Document page entries with text
============================================================

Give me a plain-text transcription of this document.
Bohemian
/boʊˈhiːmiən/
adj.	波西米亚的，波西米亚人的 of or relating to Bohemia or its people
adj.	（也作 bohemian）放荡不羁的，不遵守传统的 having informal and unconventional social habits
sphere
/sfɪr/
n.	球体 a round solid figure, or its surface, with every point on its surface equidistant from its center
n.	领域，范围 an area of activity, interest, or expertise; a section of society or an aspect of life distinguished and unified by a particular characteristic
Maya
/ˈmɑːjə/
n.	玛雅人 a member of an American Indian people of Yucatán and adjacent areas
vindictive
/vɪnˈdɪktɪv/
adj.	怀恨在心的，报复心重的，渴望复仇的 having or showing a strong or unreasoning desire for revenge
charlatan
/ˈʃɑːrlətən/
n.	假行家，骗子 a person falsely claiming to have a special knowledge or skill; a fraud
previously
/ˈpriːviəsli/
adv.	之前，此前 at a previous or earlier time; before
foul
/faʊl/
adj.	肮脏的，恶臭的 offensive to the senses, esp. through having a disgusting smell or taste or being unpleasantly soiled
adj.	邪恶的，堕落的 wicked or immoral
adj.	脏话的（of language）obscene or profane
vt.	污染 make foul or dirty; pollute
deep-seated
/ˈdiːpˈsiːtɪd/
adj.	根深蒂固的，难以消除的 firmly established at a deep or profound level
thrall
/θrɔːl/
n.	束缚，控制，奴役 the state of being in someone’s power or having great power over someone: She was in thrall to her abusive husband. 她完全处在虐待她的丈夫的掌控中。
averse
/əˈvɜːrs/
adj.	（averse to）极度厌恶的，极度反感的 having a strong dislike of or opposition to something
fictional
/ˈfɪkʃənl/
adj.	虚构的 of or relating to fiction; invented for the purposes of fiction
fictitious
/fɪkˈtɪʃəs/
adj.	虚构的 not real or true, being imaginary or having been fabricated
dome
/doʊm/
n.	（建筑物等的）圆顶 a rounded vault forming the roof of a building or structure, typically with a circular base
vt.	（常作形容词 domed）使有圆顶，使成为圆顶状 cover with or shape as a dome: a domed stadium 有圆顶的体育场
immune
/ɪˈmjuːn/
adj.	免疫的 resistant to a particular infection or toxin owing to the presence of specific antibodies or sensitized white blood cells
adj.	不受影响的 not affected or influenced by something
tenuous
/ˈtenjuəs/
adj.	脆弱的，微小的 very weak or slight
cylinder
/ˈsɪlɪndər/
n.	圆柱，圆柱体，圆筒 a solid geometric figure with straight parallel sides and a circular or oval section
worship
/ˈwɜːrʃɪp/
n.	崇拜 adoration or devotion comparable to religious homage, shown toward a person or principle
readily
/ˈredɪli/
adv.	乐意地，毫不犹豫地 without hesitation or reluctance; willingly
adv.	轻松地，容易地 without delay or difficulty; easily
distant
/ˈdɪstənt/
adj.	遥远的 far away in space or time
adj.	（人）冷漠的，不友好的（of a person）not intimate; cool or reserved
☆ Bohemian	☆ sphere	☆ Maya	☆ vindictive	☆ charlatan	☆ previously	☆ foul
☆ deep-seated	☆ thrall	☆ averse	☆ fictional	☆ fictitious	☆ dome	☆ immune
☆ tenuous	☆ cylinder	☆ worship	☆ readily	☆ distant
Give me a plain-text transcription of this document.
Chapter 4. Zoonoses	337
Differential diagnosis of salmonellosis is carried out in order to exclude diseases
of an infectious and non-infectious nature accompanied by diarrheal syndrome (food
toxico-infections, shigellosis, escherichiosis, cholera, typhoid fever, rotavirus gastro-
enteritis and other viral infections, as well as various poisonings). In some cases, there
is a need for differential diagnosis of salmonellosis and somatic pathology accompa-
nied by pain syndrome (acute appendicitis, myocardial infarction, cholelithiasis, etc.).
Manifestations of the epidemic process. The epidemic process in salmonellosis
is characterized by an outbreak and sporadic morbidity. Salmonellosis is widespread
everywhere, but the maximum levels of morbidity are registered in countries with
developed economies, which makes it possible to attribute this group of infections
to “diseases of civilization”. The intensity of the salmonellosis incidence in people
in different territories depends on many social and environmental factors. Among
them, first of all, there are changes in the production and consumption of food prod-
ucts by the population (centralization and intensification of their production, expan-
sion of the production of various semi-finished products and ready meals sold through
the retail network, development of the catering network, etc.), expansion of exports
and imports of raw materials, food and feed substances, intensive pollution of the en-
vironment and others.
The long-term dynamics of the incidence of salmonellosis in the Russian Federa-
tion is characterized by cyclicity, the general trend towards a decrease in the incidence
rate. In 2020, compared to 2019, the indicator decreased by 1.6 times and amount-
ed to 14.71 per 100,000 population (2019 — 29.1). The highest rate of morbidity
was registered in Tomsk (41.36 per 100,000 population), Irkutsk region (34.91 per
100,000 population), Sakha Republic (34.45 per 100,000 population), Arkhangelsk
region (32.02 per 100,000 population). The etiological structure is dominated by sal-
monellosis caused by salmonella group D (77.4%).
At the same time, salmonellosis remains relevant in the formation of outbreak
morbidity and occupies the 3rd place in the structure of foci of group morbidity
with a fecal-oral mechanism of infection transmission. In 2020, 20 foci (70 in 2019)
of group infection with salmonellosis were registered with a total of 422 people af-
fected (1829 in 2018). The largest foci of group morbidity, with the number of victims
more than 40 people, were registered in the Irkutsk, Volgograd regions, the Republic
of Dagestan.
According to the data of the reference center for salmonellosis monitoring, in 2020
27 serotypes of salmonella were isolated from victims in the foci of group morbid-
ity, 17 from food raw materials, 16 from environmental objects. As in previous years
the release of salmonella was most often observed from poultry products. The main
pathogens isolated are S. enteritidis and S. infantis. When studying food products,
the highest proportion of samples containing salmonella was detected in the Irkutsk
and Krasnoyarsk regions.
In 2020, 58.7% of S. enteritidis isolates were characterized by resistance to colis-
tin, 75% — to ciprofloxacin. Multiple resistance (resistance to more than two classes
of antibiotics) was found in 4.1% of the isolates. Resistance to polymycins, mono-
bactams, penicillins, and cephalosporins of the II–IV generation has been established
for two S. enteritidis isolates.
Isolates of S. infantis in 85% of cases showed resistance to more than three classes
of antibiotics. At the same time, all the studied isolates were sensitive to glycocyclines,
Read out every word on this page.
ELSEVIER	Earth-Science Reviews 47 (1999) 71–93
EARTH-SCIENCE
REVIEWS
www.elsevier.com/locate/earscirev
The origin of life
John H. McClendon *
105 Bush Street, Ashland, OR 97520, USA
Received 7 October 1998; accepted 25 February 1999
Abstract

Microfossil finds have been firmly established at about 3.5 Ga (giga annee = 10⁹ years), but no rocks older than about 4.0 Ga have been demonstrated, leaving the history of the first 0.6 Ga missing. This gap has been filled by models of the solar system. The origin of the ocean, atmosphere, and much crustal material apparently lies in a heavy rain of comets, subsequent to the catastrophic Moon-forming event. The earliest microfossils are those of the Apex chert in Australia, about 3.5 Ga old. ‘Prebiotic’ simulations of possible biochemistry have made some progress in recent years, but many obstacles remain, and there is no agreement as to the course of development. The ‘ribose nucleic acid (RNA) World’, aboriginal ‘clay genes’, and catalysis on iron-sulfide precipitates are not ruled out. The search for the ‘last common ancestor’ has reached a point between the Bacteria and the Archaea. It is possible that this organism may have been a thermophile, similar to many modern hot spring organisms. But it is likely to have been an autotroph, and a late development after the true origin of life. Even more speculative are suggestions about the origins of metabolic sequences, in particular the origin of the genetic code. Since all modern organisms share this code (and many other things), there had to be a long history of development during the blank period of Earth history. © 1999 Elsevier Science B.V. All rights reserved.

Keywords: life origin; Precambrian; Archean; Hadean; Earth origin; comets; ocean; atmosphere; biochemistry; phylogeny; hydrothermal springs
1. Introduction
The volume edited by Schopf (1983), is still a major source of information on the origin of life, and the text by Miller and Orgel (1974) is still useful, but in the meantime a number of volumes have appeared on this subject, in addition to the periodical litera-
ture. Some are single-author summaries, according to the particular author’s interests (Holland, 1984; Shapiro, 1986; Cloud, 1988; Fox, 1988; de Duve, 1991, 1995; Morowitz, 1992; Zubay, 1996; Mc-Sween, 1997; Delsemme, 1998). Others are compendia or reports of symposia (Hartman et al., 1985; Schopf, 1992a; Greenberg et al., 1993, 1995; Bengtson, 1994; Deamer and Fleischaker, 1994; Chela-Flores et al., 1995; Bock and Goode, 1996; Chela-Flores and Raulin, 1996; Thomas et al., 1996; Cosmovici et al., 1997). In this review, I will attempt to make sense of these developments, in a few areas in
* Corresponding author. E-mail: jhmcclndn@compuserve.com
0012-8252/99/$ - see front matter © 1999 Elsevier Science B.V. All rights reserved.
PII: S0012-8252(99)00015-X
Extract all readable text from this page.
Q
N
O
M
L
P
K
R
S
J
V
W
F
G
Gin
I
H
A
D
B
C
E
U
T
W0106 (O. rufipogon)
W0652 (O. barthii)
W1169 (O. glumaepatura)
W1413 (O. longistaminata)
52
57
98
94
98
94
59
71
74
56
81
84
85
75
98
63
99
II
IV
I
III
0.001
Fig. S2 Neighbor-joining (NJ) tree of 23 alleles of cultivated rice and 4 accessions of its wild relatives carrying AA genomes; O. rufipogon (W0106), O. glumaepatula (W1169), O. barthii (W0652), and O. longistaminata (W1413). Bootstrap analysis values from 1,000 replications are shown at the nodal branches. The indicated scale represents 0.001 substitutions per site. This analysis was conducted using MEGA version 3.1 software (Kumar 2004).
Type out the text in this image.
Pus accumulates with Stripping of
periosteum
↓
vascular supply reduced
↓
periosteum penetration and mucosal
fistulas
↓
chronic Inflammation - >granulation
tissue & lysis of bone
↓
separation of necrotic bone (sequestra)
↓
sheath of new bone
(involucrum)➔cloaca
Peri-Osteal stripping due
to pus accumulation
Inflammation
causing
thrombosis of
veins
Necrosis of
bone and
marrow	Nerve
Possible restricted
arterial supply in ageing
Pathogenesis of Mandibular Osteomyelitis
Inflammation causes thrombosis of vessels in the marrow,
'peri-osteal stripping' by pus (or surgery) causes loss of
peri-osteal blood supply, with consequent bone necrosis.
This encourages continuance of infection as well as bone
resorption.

============================================================

_Exercise prompt:_
Find the line that contains "Type out the text in this image.". Copy it and every line after it to the end of the records, exactly, and nothing more.

_Written reply:_
Type out the text in this image.
Pus accumulates with Stripping of
periosteum
↓
vascular supply reduced
↓
periosteum penetration and mucosal
fistulas
↓
chronic Inflammation - >granulation
tissue & lysis of bone
↓
separation of necrotic bone (sequestra)
↓
sheath of new bone
(involucrum)➔cloaca
Peri-Osteal stripping due
to pus accumulation
Inflammation
causing
thrombosis of
veins
Necrosis of
bone and
marrow	Nerve
Possible restricted
arterial supply in ageing
Pathogenesis of Mandibular Osteomyelitis
Inflammation causes thrombosis of vessels in the marrow,
'peri-osteal stripping' by pus (or surgery) causes loss of
peri-osteal blood supply, with consequent bone necrosis.
This encourages continuance of infection as well as bone
resorption.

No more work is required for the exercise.